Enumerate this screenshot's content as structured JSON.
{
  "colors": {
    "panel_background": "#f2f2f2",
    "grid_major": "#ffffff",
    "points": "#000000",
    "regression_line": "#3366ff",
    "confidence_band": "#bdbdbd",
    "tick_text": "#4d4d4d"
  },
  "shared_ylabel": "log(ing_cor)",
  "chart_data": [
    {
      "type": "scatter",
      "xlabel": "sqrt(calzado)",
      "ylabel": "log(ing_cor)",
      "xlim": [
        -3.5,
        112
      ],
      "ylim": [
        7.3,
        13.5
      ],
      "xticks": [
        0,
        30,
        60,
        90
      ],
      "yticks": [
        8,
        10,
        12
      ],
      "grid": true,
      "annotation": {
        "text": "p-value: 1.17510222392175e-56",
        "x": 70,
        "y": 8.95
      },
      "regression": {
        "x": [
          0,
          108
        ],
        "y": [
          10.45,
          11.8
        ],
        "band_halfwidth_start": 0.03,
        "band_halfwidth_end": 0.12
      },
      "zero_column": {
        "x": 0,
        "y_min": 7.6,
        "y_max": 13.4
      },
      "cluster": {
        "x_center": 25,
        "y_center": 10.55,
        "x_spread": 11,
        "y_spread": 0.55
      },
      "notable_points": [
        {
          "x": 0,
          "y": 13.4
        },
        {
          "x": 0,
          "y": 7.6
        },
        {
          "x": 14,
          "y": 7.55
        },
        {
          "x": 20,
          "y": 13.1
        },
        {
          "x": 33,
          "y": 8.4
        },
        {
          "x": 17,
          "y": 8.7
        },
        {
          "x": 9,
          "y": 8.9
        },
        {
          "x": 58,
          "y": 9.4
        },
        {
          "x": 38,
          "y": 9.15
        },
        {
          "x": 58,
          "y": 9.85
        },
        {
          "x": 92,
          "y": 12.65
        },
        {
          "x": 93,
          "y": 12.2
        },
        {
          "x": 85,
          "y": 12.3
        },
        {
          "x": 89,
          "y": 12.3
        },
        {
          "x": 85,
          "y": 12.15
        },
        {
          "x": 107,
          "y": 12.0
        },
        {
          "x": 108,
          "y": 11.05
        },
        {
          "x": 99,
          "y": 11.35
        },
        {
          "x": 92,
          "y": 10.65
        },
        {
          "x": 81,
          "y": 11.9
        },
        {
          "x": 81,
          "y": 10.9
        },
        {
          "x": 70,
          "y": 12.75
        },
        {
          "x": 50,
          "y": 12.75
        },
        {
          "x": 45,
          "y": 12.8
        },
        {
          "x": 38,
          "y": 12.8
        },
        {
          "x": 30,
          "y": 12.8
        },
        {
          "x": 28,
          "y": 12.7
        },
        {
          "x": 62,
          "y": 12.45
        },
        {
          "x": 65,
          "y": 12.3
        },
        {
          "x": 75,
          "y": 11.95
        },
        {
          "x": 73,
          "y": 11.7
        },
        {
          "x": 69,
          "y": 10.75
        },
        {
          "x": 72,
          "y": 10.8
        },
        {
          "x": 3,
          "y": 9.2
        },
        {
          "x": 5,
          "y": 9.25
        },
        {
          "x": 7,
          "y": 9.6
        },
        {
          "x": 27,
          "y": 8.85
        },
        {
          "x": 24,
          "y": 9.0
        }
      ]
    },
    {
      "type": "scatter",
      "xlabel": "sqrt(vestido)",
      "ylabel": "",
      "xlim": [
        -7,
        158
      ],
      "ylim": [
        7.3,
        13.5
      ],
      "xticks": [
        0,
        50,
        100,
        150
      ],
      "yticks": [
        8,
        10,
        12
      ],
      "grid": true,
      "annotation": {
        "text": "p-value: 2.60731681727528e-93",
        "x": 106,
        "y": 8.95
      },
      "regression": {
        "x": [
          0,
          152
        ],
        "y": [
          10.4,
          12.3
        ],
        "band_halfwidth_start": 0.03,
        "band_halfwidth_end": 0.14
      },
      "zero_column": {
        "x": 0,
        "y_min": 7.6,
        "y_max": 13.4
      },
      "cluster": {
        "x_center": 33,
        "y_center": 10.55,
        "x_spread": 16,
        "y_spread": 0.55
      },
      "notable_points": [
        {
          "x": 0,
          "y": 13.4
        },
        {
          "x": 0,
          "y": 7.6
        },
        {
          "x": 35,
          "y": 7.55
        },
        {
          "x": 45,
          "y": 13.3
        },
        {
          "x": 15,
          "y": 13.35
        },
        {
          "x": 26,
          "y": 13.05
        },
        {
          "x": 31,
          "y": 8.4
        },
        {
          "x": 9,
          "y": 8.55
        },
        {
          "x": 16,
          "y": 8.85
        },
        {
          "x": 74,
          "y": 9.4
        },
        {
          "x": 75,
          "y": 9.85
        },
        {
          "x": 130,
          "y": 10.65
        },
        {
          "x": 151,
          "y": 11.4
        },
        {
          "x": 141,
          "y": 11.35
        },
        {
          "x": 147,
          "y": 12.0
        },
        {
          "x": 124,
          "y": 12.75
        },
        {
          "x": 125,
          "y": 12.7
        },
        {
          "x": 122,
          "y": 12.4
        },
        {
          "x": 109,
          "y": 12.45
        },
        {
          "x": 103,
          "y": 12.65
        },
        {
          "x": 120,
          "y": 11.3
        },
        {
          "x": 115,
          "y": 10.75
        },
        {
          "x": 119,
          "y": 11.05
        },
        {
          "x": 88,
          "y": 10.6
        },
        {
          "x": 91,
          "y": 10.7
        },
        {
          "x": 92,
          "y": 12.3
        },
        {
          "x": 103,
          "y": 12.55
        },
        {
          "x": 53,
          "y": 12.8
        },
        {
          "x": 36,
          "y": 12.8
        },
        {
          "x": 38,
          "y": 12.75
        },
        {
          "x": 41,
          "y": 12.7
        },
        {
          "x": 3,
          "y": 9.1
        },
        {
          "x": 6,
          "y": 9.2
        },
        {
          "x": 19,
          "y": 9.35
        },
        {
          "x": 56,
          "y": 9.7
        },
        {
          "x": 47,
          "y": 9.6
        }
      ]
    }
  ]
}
++++++
Reproduce the whole listing word for word.

▸ Output for this task:
Enumerate this screenshot's content as structured JSON.
{
  "colors": {
    "panel_background": "#f2f2f2",
    "grid_major": "#ffffff",
    "points": "#000000",
    "regression_line": "#3366ff",
    "confidence_band": "#bdbdbd",
    "tick_text": "#4d4d4d"
  },
  "shared_ylabel": "log(ing_cor)",
  "chart_data": [
    {
      "type": "scatter",
      "xlabel": "sqrt(calzado)",
      "ylabel": "log(ing_cor)",
      "xlim": [
        -3.5,
        112
      ],
      "ylim": [
        7.3,
        13.5
      ],
      "xticks": [
        0,
        30,
        60,
        90
      ],
      "yticks": [
        8,
        10,
        12
      ],
      "grid": true,
      "annotation": {
        "text": "p-value: 1.17510222392175e-56",
        "x": 70,
        "y": 8.95
      },
      "regression": {
        "x": [
          0,
          108
        ],
        "y": [
          10.45,
          11.8
        ],
        "band_halfwidth_start": 0.03,
        "band_halfwidth_end": 0.12
      },
      "zero_column": {
        "x": 0,
        "y_min": 7.6,
        "y_max": 13.4
      },
      "cluster": {
        "x_center": 25,
        "y_center": 10.55,
        "x_spread": 11,
        "y_spread": 0.55
      },
      "notable_points": [
        {
          "x": 0,
          "y": 13.4
        },
        {
          "x": 0,
          "y": 7.6
        },
        {
          "x": 14,
          "y": 7.55
        },
        {
          "x": 20,
          "y": 13.1
        },
        {
          "x": 33,
          "y": 8.4
        },
        {
          "x": 17,
          "y": 8.7
        },
        {
          "x": 9,
          "y": 8.9
        },
        {
          "x": 58,
          "y": 9.4
        },
        {
          "x": 38,
          "y": 9.15
        },
        {
          "x": 58,
          "y": 9.85
        },
        {
          "x": 92,
          "y": 12.65
        },
        {
          "x": 93,
          "y": 12.2
        },
        {
          "x": 85,
          "y": 12.3
        },
        {
          "x": 89,
          "y": 12.3
        },
        {
          "x": 85,
          "y": 12.15
        },
        {
          "x": 107,
          "y": 12.0
        },
        {
          "x": 108,
          "y": 11.05
        },
        {
          "x": 99,
          "y": 11.35
        },
        {
          "x": 92,
          "y": 10.65
        },
        {
          "x": 81,
          "y": 11.9
        },
        {
          "x": 81,
          "y": 10.9
        },
        {
          "x": 70,
          "y": 12.75
        },
        {
          "x": 50,
          "y": 12.75
        },
        {
          "x": 45,
          "y": 12.8
        },
        {
          "x": 38,
          "y": 12.8
        },
        {
          "x": 30,
          "y": 12.8
        },
        {
          "x": 28,
          "y": 12.7
        },
        {
          "x": 62,
          "y": 12.45
        },
        {
          "x": 65,
          "y": 12.3
        },
        {
          "x": 75,
          "y": 11.95
        },
        {
          "x": 73,
          "y": 11.7
        },
        {
          "x": 69,
          "y": 10.75
        },
        {
          "x": 72,
          "y": 10.8
        },
        {
          "x": 3,
          "y": 9.2
        },
        {
          "x": 5,
          "y": 9.25
        },
        {
          "x": 7,
          "y": 9.6
        },
        {
          "x": 27,
          "y": 8.85
        },
        {
          "x": 24,
          "y": 9.0
        }
      ]
    },
    {
      "type": "scatter",
      "xlabel": "sqrt(vestido)",
      "ylabel": "",
      "xlim": [
        -7,
        158
      ],
      "ylim": [
        7.3,
        13.5
      ],
      "xticks": [
        0,
        50,
        100,
        150
      ],
      "yticks": [
        8,
        10,
        12
      ],
      "grid": true,
      "annotation": {
        "text": "p-value: 2.60731681727528e-93",
        "x": 106,
        "y": 8.95
      },
      "regression": {
        "x": [
          0,
          152
        ],
        "y": [
          10.4,
          12.3
        ],
        "band_halfwidth_start": 0.03,
        "band_halfwidth_end": 0.14
      },
      "zero_column": {
        "x": 0,
        "y_min": 7.6,
        "y_max": 13.4
      },
      "cluster": {
        "x_center": 33,
        "y_center": 10.55,
        "x_spread": 16,
        "y_spread": 0.55
      },
      "notable_points": [
        {
          "x": 0,
          "y": 13.4
        },
        {
          "x": 0,
          "y": 7.6
        },
        {
          "x": 35,
          "y": 7.55
        },
        {
          "x": 45,
          "y": 13.3
        },
        {
          "x": 15,
          "y": 13.35
        },
        {
          "x": 26,
          "y": 13.05
        },
        {
          "x": 31,
          "y": 8.4
        },
        {
          "x": 9,
          "y": 8.55
        },
        {
          "x": 16,
          "y": 8.85
        },
        {
          "x": 74,
          "y": 9.4
        },
        {
          "x": 75,
          "y": 9.85
        },
        {
          "x": 130,
          "y": 10.65
        },
        {
          "x": 151,
          "y": 11.4
        },
        {
          "x": 141,
          "y": 11.35
        },
        {
          "x": 147,
          "y": 12.0
        },
        {
          "x": 124,
          "y": 12.75
        },
        {
          "x": 125,
          "y": 12.7
        },
        {
          "x": 122,
          "y": 12.4
        },
        {
          "x": 109,
          "y": 12.45
        },
        {
          "x": 103,
          "y": 12.65
        },
        {
          "x": 120,
          "y": 11.3
        },
        {
          "x": 115,
          "y": 10.75
        },
        {
          "x": 119,
          "y": 11.05
        },
        {
          "x": 88,
          "y": 10.6
        },
        {
          "x": 91,
          "y": 10.7
        },
        {
          "x": 92,
          "y": 12.3
        },
        {
          "x": 103,
          "y": 12.55
        },
        {
          "x": 53,
          "y": 12.8
        },
        {
          "x": 36,
          "y": 12.8
        },
        {
          "x": 38,
          "y": 12.75
        },
        {
          "x": 41,
          "y": 12.7
        },
        {
          "x": 3,
          "y": 9.1
        },
        {
          "x": 6,
          "y": 9.2
        },
        {
          "x": 19,
          "y": 9.35
        },
        {
          "x": 56,
          "y": 9.7
        },
        {
          "x": 47,
          "y": 9.6
        }
      ]
    }
  ]
}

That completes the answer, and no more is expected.